WORK TO COMPLETE: Rewrite every row below with "share-button" changed to "share-control" and everything else kept the same. Omit the pictures from your answer.

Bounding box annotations
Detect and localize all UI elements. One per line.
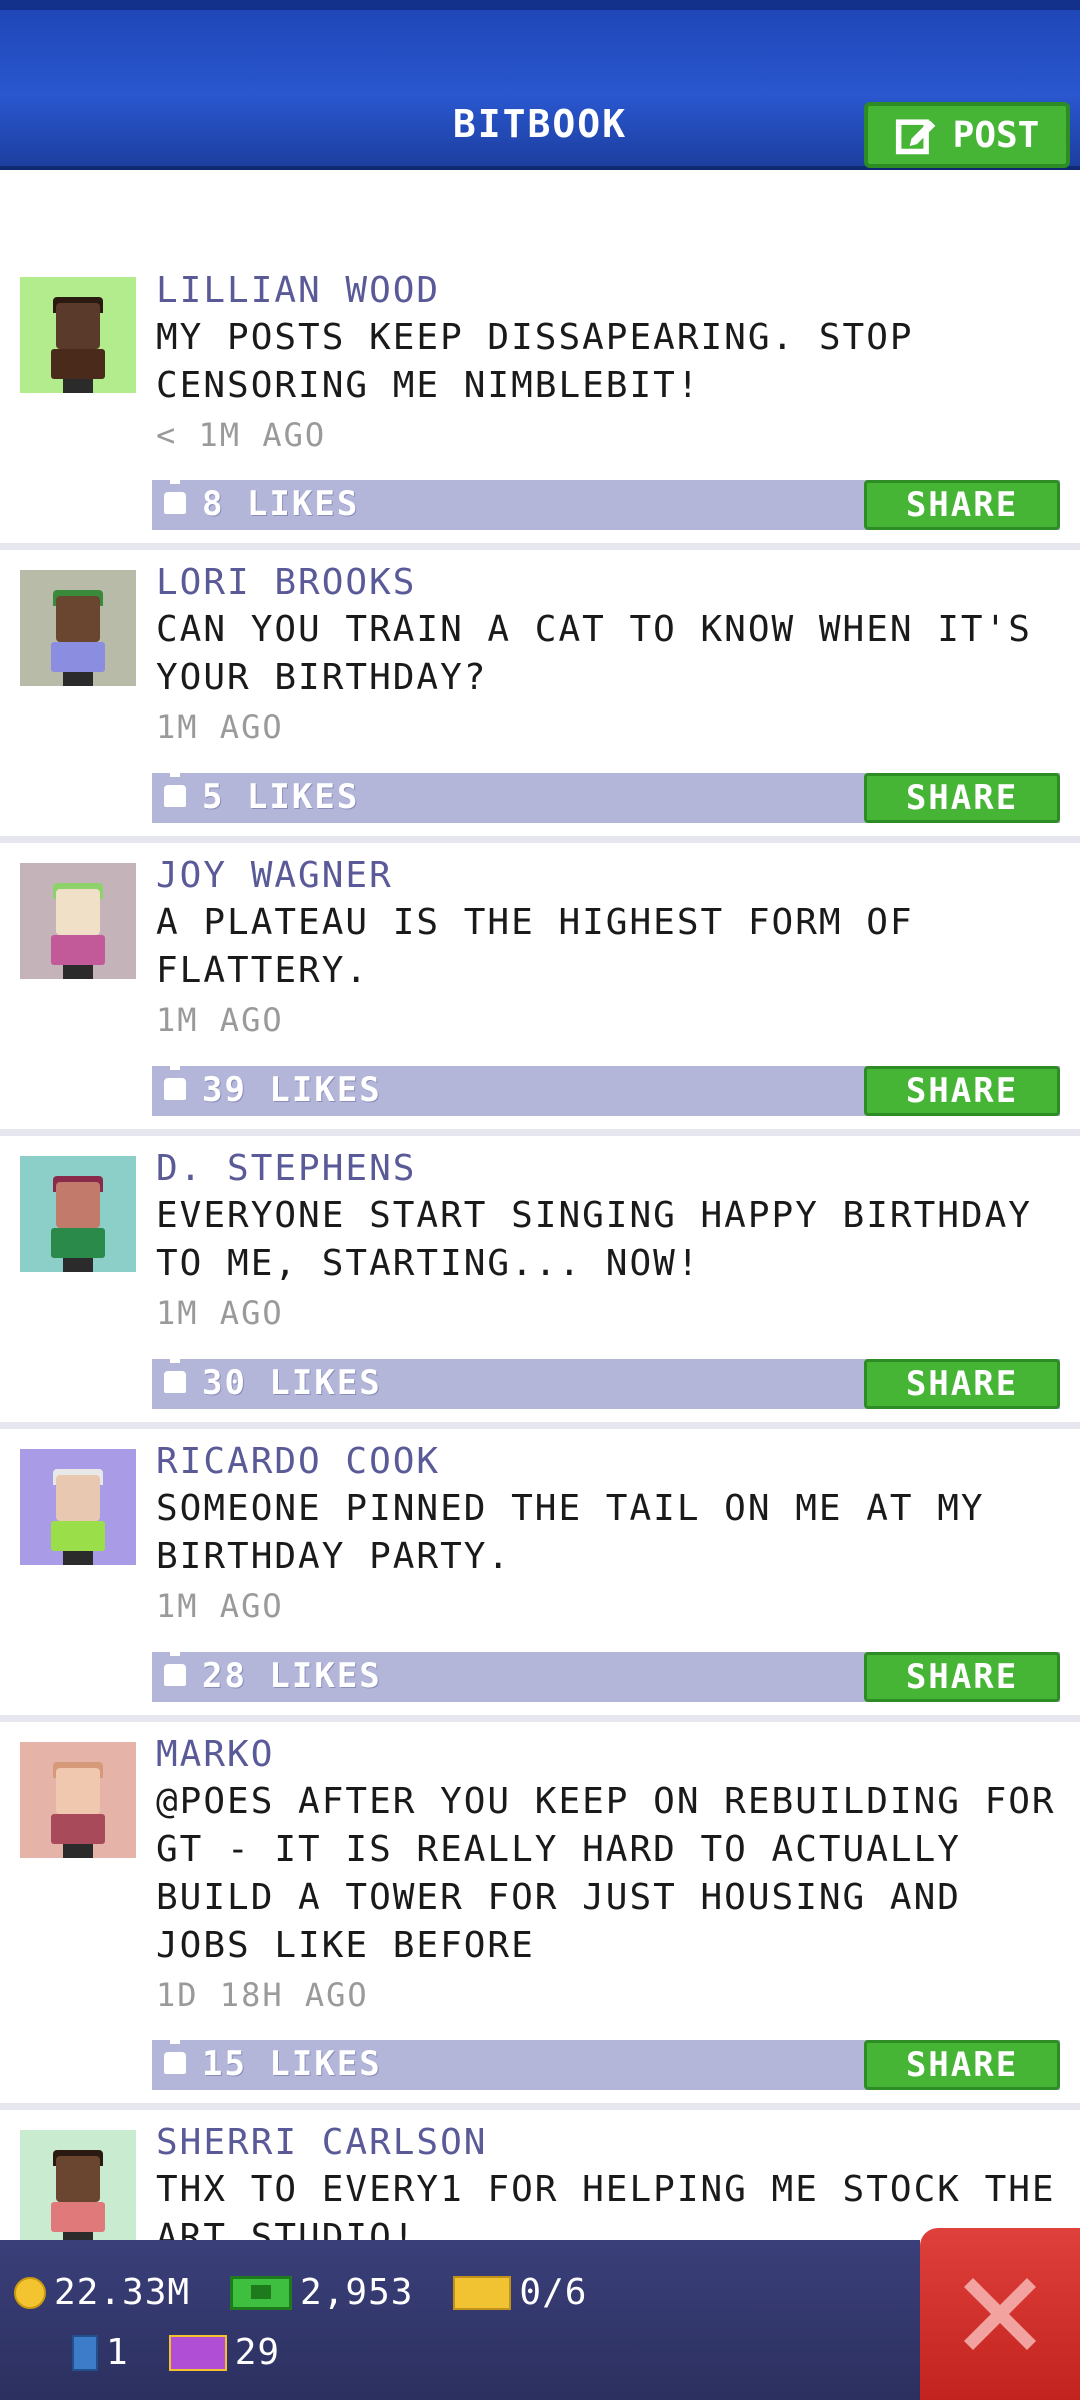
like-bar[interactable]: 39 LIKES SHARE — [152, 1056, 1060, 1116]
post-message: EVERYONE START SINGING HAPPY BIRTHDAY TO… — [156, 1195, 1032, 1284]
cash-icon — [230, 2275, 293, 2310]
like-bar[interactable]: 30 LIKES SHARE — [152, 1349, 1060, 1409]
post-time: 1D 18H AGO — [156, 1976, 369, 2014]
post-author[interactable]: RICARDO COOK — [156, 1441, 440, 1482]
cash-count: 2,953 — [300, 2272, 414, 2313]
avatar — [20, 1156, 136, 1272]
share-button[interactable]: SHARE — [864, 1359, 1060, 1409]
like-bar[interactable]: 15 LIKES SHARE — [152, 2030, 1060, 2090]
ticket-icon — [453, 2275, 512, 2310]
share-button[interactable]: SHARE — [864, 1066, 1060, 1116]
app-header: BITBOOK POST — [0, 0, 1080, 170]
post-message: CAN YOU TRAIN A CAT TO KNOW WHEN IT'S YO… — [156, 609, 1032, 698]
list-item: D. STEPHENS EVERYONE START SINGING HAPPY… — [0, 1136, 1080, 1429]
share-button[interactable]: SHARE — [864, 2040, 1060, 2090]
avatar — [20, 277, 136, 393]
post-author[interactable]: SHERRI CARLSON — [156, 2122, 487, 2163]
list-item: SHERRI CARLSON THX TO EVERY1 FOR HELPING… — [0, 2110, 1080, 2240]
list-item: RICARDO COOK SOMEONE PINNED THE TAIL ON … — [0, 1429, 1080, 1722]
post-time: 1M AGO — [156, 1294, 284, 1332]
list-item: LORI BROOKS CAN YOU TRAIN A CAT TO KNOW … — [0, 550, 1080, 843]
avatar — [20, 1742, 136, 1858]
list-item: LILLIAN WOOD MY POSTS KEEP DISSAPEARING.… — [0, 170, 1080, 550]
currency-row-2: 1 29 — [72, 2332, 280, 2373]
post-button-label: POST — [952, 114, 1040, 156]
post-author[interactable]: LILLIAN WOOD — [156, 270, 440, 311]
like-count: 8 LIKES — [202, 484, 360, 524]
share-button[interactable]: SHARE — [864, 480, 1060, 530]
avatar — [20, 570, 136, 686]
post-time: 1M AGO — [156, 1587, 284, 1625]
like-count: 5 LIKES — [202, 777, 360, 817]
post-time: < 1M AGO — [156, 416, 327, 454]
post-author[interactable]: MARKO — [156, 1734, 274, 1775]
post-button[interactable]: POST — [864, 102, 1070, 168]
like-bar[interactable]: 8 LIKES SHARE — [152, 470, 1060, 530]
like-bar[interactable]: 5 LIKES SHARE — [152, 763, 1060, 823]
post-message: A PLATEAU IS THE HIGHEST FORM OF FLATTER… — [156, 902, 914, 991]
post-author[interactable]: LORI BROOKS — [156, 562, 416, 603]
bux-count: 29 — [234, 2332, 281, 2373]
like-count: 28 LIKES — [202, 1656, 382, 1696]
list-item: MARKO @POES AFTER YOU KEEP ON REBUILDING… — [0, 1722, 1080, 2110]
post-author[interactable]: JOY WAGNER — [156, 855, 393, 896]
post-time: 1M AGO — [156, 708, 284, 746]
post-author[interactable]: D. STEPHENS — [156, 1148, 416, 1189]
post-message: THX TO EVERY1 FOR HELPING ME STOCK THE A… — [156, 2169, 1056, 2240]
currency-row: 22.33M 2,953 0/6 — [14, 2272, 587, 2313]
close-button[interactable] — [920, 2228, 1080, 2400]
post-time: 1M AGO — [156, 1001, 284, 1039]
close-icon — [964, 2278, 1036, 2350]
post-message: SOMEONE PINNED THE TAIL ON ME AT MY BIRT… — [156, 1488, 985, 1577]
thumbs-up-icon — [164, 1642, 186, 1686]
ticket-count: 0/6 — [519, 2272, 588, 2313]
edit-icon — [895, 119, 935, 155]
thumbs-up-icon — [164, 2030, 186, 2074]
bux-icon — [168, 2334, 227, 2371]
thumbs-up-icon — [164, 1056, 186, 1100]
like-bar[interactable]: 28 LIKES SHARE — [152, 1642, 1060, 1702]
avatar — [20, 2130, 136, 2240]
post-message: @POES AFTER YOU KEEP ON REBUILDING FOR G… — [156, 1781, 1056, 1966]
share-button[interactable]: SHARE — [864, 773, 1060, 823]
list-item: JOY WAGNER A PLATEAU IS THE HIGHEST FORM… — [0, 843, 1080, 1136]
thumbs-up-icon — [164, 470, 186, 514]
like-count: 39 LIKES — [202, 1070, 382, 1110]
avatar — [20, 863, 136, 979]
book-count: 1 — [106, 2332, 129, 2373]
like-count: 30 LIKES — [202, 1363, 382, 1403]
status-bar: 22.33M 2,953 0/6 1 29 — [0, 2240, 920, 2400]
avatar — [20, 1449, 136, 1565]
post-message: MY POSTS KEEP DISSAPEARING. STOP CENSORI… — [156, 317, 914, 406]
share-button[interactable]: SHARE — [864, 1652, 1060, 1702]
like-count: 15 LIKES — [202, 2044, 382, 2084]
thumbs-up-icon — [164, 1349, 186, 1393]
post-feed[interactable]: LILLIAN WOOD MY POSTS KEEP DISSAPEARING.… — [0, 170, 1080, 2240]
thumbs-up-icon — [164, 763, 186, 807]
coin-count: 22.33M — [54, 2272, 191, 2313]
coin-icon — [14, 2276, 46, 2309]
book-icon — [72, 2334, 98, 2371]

THE RESPONSE:
Detect and localize all UI elements. One per line.
like-bar[interactable]: 39 LIKES SHARE — [152, 1056, 1060, 1116]
post-message: EVERYONE START SINGING HAPPY BIRTHDAY TO… — [156, 1195, 1032, 1284]
cash-icon — [230, 2275, 293, 2310]
like-bar[interactable]: 30 LIKES SHARE — [152, 1349, 1060, 1409]
post-time: 1D 18H AGO — [156, 1976, 369, 2014]
post-author[interactable]: RICARDO COOK — [156, 1441, 440, 1482]
cash-count: 2,953 — [300, 2272, 414, 2313]
avatar — [20, 1156, 136, 1272]
share-control[interactable]: SHARE — [864, 1359, 1060, 1409]
like-bar[interactable]: 15 LIKES SHARE — [152, 2030, 1060, 2090]
ticket-icon — [453, 2275, 512, 2310]
share-control[interactable]: SHARE — [864, 1066, 1060, 1116]
app-header: BITBOOK POST — [0, 0, 1080, 170]
post-message: CAN YOU TRAIN A CAT TO KNOW WHEN IT'S YO… — [156, 609, 1032, 698]
list-item: D. STEPHENS EVERYONE START SINGING HAPPY… — [0, 1136, 1080, 1429]
share-control[interactable]: SHARE — [864, 2040, 1060, 2090]
avatar — [20, 277, 136, 393]
post-author[interactable]: SHERRI CARLSON — [156, 2122, 487, 2163]
list-item: SHERRI CARLSON THX TO EVERY1 FOR HELPING… — [0, 2110, 1080, 2240]
list-item: RICARDO COOK SOMEONE PINNED THE TAIL ON … — [0, 1429, 1080, 1722]
post-time: 1M AGO — [156, 1294, 284, 1332]
list-item: LORI BROOKS CAN YOU TRAIN A CAT TO KNOW … — [0, 550, 1080, 843]
avatar — [20, 1742, 136, 1858]
list-item: LILLIAN WOOD MY POSTS KEEP DISSAPEARING.… — [0, 170, 1080, 550]
currency-row-2: 1 29 — [72, 2332, 280, 2373]
post-button-label: POST — [952, 114, 1040, 156]
post-author[interactable]: LILLIAN WOOD — [156, 270, 440, 311]
like-count: 8 LIKES — [202, 484, 360, 524]
share-control[interactable]: SHARE — [864, 480, 1060, 530]
avatar — [20, 570, 136, 686]
post-time: 1M AGO — [156, 1587, 284, 1625]
like-count: 5 LIKES — [202, 777, 360, 817]
post-time: < 1M AGO — [156, 416, 327, 454]
post-author[interactable]: MARKO — [156, 1734, 274, 1775]
post-button[interactable]: POST — [864, 102, 1070, 168]
like-bar[interactable]: 8 LIKES SHARE — [152, 470, 1060, 530]
like-bar[interactable]: 5 LIKES SHARE — [152, 763, 1060, 823]
post-message: A PLATEAU IS THE HIGHEST FORM OF FLATTER… — [156, 902, 914, 991]
post-author[interactable]: LORI BROOKS — [156, 562, 416, 603]
bux-count: 29 — [234, 2332, 281, 2373]
like-count: 28 LIKES — [202, 1656, 382, 1696]
list-item: MARKO @POES AFTER YOU KEEP ON REBUILDING… — [0, 1722, 1080, 2110]
post-author[interactable]: JOY WAGNER — [156, 855, 393, 896]
post-time: 1M AGO — [156, 708, 284, 746]
post-author[interactable]: D. STEPHENS — [156, 1148, 416, 1189]
post-message: THX TO EVERY1 FOR HELPING ME STOCK THE A… — [156, 2169, 1056, 2240]
currency-row: 22.33M 2,953 0/6 — [14, 2272, 587, 2313]
close-button[interactable] — [920, 2228, 1080, 2400]
post-time: 1M AGO — [156, 1001, 284, 1039]
close-icon — [964, 2278, 1036, 2350]
post-message: SOMEONE PINNED THE TAIL ON ME AT MY BIRT… — [156, 1488, 985, 1577]
thumbs-up-icon — [164, 1642, 186, 1686]
ticket-count: 0/6 — [519, 2272, 588, 2313]
edit-icon — [895, 119, 935, 155]
thumbs-up-icon — [164, 2030, 186, 2074]
bux-icon — [168, 2334, 227, 2371]
thumbs-up-icon — [164, 1056, 186, 1100]
like-bar[interactable]: 28 LIKES SHARE — [152, 1642, 1060, 1702]
avatar — [20, 2130, 136, 2240]
post-message: @POES AFTER YOU KEEP ON REBUILDING FOR G… — [156, 1781, 1056, 1966]
share-control[interactable]: SHARE — [864, 773, 1060, 823]
list-item: JOY WAGNER A PLATEAU IS THE HIGHEST FORM… — [0, 843, 1080, 1136]
thumbs-up-icon — [164, 470, 186, 514]
like-count: 39 LIKES — [202, 1070, 382, 1110]
avatar — [20, 863, 136, 979]
book-count: 1 — [106, 2332, 129, 2373]
like-count: 30 LIKES — [202, 1363, 382, 1403]
status-bar: 22.33M 2,953 0/6 1 29 — [0, 2240, 920, 2400]
avatar — [20, 1449, 136, 1565]
post-message: MY POSTS KEEP DISSAPEARING. STOP CENSORI… — [156, 317, 914, 406]
share-control[interactable]: SHARE — [864, 1652, 1060, 1702]
like-count: 15 LIKES — [202, 2044, 382, 2084]
thumbs-up-icon — [164, 1349, 186, 1393]
post-feed[interactable]: LILLIAN WOOD MY POSTS KEEP DISSAPEARING.… — [0, 170, 1080, 2240]
thumbs-up-icon — [164, 763, 186, 807]
coin-count: 22.33M — [54, 2272, 191, 2313]
coin-icon — [14, 2276, 46, 2309]
book-icon — [72, 2334, 98, 2371]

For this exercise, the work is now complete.